Required task
Of all the lines in the records, how many hold the word "teacher"? Answer with the number only.

[Excerpt from a dataset]
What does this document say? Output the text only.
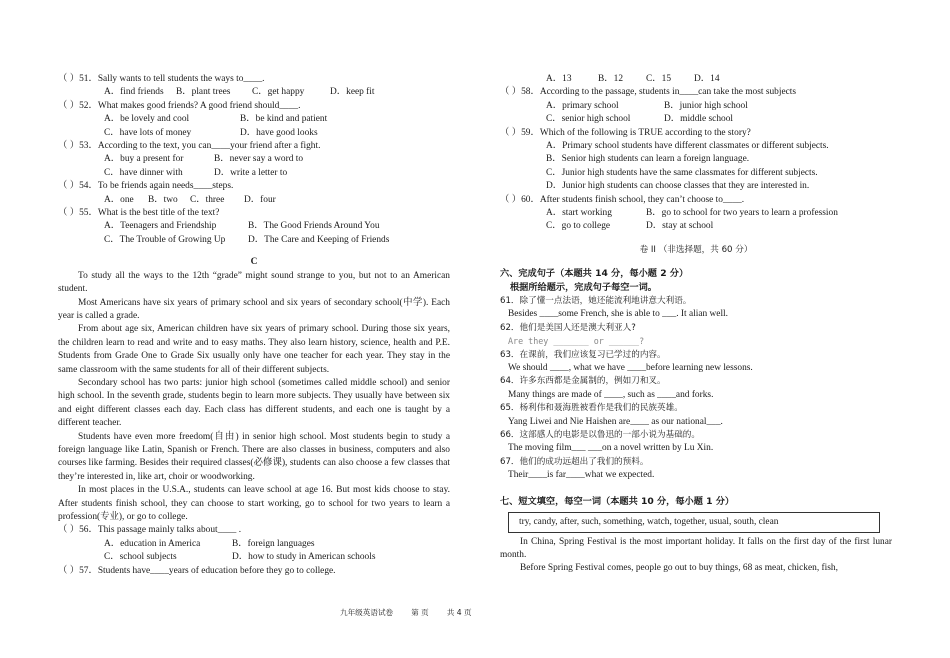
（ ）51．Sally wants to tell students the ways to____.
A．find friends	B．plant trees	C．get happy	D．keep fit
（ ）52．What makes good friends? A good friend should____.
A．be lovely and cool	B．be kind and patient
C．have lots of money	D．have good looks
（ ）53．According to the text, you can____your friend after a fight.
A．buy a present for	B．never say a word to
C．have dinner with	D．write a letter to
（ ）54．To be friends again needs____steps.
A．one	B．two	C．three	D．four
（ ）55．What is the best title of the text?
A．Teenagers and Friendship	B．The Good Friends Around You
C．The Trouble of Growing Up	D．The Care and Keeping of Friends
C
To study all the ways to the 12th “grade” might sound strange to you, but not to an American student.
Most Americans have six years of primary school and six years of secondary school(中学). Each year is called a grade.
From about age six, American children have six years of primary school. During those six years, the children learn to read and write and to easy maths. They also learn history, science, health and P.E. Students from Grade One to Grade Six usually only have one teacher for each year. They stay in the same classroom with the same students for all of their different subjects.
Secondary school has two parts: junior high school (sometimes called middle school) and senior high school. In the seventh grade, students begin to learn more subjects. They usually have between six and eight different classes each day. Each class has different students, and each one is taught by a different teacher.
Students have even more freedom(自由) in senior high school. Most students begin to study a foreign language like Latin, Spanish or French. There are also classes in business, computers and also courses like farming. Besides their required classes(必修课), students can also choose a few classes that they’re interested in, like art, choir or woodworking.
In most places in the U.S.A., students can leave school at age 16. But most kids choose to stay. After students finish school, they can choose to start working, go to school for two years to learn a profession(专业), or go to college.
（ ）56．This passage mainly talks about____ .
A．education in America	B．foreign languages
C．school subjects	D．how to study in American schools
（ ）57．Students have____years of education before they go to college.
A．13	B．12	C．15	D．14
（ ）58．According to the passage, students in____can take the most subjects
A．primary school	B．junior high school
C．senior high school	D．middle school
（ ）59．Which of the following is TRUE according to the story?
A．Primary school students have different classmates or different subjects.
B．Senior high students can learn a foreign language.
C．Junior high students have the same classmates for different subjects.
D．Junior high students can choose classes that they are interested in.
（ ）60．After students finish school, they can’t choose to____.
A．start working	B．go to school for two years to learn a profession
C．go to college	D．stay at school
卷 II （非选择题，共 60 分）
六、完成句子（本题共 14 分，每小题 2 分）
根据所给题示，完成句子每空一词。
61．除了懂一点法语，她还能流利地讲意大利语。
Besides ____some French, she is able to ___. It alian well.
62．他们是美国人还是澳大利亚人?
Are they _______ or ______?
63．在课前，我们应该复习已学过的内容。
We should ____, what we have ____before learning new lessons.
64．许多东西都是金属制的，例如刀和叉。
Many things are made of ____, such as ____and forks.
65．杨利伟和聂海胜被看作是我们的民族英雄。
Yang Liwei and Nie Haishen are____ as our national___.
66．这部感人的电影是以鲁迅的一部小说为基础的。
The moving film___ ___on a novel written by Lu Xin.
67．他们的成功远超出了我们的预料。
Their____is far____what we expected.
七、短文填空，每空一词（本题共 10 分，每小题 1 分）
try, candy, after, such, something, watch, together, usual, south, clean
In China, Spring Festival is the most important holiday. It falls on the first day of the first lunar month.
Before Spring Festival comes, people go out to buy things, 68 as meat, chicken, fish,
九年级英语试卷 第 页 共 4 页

Solution to the exercise
2